(Dataset records)
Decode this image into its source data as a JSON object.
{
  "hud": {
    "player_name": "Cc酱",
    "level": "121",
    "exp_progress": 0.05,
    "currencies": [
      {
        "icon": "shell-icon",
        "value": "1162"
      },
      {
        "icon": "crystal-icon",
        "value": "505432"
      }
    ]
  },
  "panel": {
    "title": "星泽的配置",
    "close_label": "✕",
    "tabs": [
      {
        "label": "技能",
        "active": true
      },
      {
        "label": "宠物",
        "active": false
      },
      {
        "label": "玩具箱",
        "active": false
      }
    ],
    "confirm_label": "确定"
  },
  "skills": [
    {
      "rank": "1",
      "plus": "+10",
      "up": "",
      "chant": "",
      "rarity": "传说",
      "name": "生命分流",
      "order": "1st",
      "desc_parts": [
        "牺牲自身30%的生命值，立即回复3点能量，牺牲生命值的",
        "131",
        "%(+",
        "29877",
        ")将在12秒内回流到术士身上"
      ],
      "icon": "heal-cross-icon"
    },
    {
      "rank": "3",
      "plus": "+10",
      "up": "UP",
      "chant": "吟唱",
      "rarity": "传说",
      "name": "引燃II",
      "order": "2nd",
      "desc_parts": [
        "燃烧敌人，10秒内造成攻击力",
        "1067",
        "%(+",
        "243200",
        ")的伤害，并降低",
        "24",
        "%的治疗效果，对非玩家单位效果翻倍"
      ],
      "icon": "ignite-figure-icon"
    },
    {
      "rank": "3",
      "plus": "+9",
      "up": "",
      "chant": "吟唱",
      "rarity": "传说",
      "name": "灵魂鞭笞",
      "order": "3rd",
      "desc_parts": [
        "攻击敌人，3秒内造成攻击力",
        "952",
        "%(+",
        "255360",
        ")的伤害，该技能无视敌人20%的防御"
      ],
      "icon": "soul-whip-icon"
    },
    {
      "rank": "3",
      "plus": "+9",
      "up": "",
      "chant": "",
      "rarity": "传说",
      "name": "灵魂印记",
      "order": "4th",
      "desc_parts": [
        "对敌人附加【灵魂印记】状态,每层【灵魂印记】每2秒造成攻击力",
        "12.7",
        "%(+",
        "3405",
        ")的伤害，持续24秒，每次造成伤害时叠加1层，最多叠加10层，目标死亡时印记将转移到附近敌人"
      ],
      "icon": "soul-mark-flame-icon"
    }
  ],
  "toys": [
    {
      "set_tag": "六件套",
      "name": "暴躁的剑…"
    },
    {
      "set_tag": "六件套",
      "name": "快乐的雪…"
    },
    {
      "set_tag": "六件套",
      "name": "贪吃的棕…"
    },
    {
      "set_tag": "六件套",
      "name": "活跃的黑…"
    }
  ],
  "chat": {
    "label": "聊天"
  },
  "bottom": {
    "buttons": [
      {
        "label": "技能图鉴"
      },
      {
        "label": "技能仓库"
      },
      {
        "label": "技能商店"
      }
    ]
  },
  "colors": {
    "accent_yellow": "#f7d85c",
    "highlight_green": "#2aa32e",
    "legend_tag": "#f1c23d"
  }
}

- _Exercise directions_: Extract the data exactly as given.

- _Reply to the task_:
Decode this image into its source data as a JSON object.
{
  "hud": {
    "player_name": "Cc酱",
    "level": "121",
    "exp_progress": 0.05,
    "currencies": [
      {
        "icon": "shell-icon",
        "value": "1162"
      },
      {
        "icon": "crystal-icon",
        "value": "505432"
      }
    ]
  },
  "panel": {
    "title": "星泽的配置",
    "close_label": "✕",
    "tabs": [
      {
        "label": "技能",
        "active": true
      },
      {
        "label": "宠物",
        "active": false
      },
      {
        "label": "玩具箱",
        "active": false
      }
    ],
    "confirm_label": "确定"
  },
  "skills": [
    {
      "rank": "1",
      "plus": "+10",
      "up": "",
      "chant": "",
      "rarity": "传说",
      "name": "生命分流",
      "order": "1st",
      "desc_parts": [
        "牺牲自身30%的生命值，立即回复3点能量，牺牲生命值的",
        "131",
        "%(+",
        "29877",
        ")将在12秒内回流到术士身上"
      ],
      "icon": "heal-cross-icon"
    },
    {
      "rank": "3",
      "plus": "+10",
      "up": "UP",
      "chant": "吟唱",
      "rarity": "传说",
      "name": "引燃II",
      "order": "2nd",
      "desc_parts": [
        "燃烧敌人，10秒内造成攻击力",
        "1067",
        "%(+",
        "243200",
        ")的伤害，并降低",
        "24",
        "%的治疗效果，对非玩家单位效果翻倍"
      ],
      "icon": "ignite-figure-icon"
    },
    {
      "rank": "3",
      "plus": "+9",
      "up": "",
      "chant": "吟唱",
      "rarity": "传说",
      "name": "灵魂鞭笞",
      "order": "3rd",
      "desc_parts": [
        "攻击敌人，3秒内造成攻击力",
        "952",
        "%(+",
        "255360",
        ")的伤害，该技能无视敌人20%的防御"
      ],
      "icon": "soul-whip-icon"
    },
    {
      "rank": "3",
      "plus": "+9",
      "up": "",
      "chant": "",
      "rarity": "传说",
      "name": "灵魂印记",
      "order": "4th",
      "desc_parts": [
        "对敌人附加【灵魂印记】状态,每层【灵魂印记】每2秒造成攻击力",
        "12.7",
        "%(+",
        "3405",
        ")的伤害，持续24秒，每次造成伤害时叠加1层，最多叠加10层，目标死亡时印记将转移到附近敌人"
      ],
      "icon": "soul-mark-flame-icon"
    }
  ],
  "toys": [
    {
      "set_tag": "六件套",
      "name": "暴躁的剑…"
    },
    {
      "set_tag": "六件套",
      "name": "快乐的雪…"
    },
    {
      "set_tag": "六件套",
      "name": "贪吃的棕…"
    },
    {
      "set_tag": "六件套",
      "name": "活跃的黑…"
    }
  ],
  "chat": {
    "label": "聊天"
  },
  "bottom": {
    "buttons": [
      {
        "label": "技能图鉴"
      },
      {
        "label": "技能仓库"
      },
      {
        "label": "技能商店"
      }
    ]
  },
  "colors": {
    "accent_yellow": "#f7d85c",
    "highlight_green": "#2aa32e",
    "legend_tag": "#f1c23d"
  }
}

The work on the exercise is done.